§ TASK TO COMPLETE
Sort through the data and copy the lines holding the word "uegnede".
BEGIN MATERIAL FOR THE TASK
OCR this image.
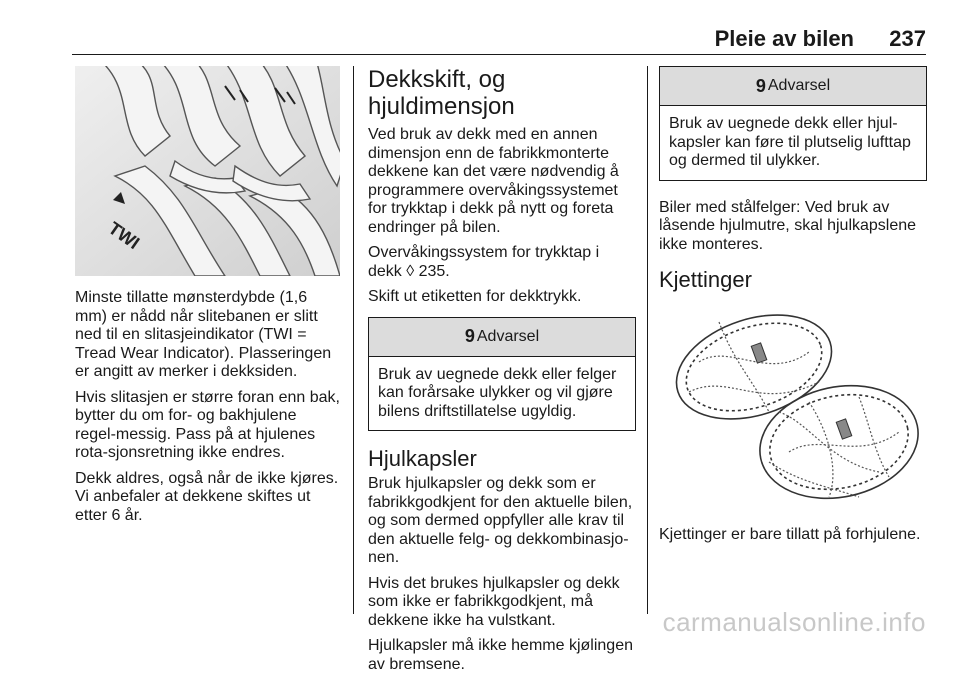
Pleie av bilen 237
TWI

Minste tillatte mønsterdybde (1,6 mm) er nådd når slitebanen er slitt ned til en slitasjeindikator (TWI = Tread Wear Indicator). Plasseringen er angitt av merker i dekksiden.

Hvis slitasjen er større foran enn bak, bytter du om for- og bakhjulene regel-messig. Pass på at hjulenes rota-sjonsretning ikke endres.

Dekk aldres, også når de ikke kjøres. Vi anbefaler at dekkene skiftes ut etter 6 år.

Dekkskift, og hjuldimensjon

Ved bruk av dekk med en annen dimensjon enn de fabrikkmonterte dekkene kan det være nødvendig å programmere overvåkingssystemet for trykktap i dekk på nytt og foreta endringer på bilen.

Overvåkingssystem for trykktap i dekk ◊ 235.

Skift ut etiketten for dekktrykk.

9 Advarsel

Bruk av uegnede dekk eller felger kan forårsake ulykker og vil gjøre bilens driftstillatelse ugyldig.

Hjulkapsler

Bruk hjulkapsler og dekk som er fabrikkgodkjent for den aktuelle bilen, og som dermed oppfyller alle krav til den aktuelle felg- og dekkombinasjo-nen.

Hvis det brukes hjulkapsler og dekk som ikke er fabrikkgodkjent, må dekkene ikke ha vulstkant.

Hjulkapsler må ikke hemme kjølingen av bremsene.

9 Advarsel

Bruk av uegnede dekk eller hjul-kapsler kan føre til plutselig lufttap og dermed til ulykker.

Biler med stålfelger: Ved bruk av låsende hjulmutre, skal hjulkapslene ikke monteres.

Kjettinger

Kjettinger er bare tillatt på forhjulene.

carmanualsonline.info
END MATERIAL FOR THE TASK
§ ANSWER
Bruk av uegnede dekk eller felger kan forårsake ulykker og vil gjøre bilens driftstillatelse ugyldig.
Bruk av uegnede dekk eller hjul-kapsler kan føre til plutselig lufttap og dermed til ulykker.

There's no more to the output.